- What you will do:
Gather all lines in the entries below that include the word "tussen".

━━━━━━━━━━━━━━━━━━━━

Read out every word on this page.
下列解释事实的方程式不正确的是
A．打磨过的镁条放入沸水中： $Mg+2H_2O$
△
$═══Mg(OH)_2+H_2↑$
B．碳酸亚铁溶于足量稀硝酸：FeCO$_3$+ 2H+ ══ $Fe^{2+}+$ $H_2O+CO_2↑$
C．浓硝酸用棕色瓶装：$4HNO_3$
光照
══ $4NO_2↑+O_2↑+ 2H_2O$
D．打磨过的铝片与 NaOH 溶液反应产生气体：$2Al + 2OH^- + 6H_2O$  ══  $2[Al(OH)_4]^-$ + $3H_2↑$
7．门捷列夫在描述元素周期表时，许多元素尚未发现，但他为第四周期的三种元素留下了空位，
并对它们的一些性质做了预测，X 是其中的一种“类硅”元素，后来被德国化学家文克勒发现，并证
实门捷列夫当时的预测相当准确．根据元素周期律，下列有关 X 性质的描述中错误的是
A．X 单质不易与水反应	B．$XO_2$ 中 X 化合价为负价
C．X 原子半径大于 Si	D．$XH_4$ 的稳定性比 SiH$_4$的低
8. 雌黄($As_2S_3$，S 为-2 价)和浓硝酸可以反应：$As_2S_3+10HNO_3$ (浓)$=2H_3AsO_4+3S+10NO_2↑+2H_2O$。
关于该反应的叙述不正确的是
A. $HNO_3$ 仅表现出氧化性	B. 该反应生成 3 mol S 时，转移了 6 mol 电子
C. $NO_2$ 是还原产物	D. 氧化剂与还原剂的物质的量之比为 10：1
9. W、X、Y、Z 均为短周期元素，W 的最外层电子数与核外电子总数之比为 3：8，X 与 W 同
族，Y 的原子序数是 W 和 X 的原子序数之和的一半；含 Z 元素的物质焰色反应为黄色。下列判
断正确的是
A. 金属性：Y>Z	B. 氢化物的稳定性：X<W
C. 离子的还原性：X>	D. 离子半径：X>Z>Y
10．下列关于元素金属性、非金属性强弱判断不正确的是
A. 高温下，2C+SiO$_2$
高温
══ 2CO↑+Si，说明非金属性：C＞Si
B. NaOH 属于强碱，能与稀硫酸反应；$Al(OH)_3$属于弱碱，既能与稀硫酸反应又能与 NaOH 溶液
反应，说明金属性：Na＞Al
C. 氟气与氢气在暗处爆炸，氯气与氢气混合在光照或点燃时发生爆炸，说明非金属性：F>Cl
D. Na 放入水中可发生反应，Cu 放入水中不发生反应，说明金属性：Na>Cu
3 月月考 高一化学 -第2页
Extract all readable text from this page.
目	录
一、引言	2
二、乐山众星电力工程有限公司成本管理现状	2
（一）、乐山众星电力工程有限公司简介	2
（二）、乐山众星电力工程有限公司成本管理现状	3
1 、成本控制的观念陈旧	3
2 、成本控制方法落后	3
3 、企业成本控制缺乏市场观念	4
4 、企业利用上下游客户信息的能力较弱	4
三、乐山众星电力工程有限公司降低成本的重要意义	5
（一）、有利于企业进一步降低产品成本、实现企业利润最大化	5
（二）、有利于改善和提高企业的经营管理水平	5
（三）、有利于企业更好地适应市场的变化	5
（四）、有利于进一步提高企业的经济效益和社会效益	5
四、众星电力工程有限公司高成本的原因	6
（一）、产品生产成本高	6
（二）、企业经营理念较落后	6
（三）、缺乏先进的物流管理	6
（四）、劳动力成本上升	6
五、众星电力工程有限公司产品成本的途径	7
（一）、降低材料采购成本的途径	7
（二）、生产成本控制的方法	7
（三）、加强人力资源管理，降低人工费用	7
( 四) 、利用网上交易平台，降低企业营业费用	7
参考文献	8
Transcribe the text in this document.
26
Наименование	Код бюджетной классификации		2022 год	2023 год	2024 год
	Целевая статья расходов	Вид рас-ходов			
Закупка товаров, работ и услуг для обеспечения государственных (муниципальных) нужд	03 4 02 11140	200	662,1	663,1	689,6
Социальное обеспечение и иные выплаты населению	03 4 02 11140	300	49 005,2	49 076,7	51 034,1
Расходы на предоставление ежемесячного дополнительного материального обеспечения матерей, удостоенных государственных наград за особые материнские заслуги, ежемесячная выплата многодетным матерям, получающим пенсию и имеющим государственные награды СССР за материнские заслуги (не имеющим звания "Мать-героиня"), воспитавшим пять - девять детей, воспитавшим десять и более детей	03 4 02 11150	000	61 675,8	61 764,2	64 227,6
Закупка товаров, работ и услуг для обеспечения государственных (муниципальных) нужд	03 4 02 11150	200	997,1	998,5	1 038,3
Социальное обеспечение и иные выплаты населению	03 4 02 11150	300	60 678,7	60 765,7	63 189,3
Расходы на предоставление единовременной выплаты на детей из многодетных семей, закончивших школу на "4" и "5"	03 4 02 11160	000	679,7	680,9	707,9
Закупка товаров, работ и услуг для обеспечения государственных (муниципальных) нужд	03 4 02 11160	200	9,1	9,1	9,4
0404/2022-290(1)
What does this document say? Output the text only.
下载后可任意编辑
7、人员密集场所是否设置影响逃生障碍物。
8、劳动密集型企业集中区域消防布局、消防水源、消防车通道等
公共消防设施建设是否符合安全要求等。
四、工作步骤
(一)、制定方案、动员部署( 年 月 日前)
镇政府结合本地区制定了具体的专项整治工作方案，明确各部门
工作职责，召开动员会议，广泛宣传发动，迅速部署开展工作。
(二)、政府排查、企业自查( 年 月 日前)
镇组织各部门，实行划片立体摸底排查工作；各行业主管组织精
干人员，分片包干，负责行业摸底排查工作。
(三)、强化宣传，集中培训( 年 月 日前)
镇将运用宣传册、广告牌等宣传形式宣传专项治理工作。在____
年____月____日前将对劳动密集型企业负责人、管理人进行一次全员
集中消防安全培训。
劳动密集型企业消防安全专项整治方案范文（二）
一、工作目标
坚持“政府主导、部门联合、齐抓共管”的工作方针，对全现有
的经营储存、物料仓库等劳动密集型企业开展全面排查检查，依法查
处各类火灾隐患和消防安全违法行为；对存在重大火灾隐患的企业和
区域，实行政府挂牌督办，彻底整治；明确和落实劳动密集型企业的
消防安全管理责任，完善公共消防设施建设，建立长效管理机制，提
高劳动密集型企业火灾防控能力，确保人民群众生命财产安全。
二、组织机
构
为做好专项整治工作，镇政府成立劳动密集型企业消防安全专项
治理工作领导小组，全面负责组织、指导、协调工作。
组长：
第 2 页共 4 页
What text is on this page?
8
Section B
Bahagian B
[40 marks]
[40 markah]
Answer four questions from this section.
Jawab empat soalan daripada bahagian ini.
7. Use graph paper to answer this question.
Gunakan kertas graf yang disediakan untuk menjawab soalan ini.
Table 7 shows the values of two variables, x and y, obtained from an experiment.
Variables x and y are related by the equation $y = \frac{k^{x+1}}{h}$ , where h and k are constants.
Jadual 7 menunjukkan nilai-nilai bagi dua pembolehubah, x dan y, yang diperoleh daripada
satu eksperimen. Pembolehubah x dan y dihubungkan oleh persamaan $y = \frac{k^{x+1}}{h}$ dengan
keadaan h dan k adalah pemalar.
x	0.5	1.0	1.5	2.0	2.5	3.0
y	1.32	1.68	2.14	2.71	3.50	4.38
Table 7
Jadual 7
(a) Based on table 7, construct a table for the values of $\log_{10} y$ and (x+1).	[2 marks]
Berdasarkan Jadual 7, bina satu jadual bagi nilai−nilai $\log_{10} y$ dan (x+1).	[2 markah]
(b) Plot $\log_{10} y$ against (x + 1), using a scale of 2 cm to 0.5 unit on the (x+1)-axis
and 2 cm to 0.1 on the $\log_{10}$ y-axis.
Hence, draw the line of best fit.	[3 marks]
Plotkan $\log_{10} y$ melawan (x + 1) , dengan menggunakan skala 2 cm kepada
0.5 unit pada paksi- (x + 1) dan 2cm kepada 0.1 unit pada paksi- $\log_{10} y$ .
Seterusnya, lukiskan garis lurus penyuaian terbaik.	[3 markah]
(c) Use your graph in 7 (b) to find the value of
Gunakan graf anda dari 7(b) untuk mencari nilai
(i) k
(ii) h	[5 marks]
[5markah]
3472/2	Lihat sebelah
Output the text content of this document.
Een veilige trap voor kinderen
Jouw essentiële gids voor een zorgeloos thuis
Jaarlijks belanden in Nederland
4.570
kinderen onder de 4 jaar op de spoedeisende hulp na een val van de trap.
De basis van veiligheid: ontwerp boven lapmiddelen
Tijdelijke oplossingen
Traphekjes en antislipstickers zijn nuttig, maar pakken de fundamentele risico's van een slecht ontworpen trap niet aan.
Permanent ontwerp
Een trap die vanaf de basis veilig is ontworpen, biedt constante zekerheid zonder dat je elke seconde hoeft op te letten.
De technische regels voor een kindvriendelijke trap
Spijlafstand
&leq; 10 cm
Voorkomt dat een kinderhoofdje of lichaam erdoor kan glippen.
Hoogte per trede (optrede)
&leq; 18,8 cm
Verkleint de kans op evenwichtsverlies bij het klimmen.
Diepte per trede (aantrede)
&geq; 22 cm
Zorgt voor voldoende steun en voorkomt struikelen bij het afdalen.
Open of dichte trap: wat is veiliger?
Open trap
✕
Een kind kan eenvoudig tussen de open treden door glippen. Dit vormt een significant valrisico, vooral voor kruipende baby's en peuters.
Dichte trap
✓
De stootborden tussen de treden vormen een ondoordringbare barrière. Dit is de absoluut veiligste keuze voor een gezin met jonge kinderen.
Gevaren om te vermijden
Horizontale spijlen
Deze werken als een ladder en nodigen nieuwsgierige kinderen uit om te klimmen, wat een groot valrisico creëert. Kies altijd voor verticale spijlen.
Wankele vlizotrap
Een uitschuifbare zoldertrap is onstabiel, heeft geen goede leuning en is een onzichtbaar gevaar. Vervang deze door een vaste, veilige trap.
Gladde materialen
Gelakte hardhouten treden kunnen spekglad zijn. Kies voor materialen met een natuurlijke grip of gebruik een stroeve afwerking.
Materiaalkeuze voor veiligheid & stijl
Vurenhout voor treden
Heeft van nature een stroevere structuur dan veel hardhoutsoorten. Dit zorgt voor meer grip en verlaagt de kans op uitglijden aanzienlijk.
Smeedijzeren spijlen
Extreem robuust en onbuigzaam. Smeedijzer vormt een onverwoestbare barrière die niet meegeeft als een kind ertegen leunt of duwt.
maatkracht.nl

━━━━━━━━━━━━━━━━━━━━

- Written response:
Een kind kan eenvoudig tussen de open treden door glippen. Dit vormt een significant valrisico, vooral voor kruipende baby's en peuters.
De stootborden tussen de treden vormen een ondoordringbare barrière. Dit is de absoluut veiligste keuze voor een gezin met jonge kinderen.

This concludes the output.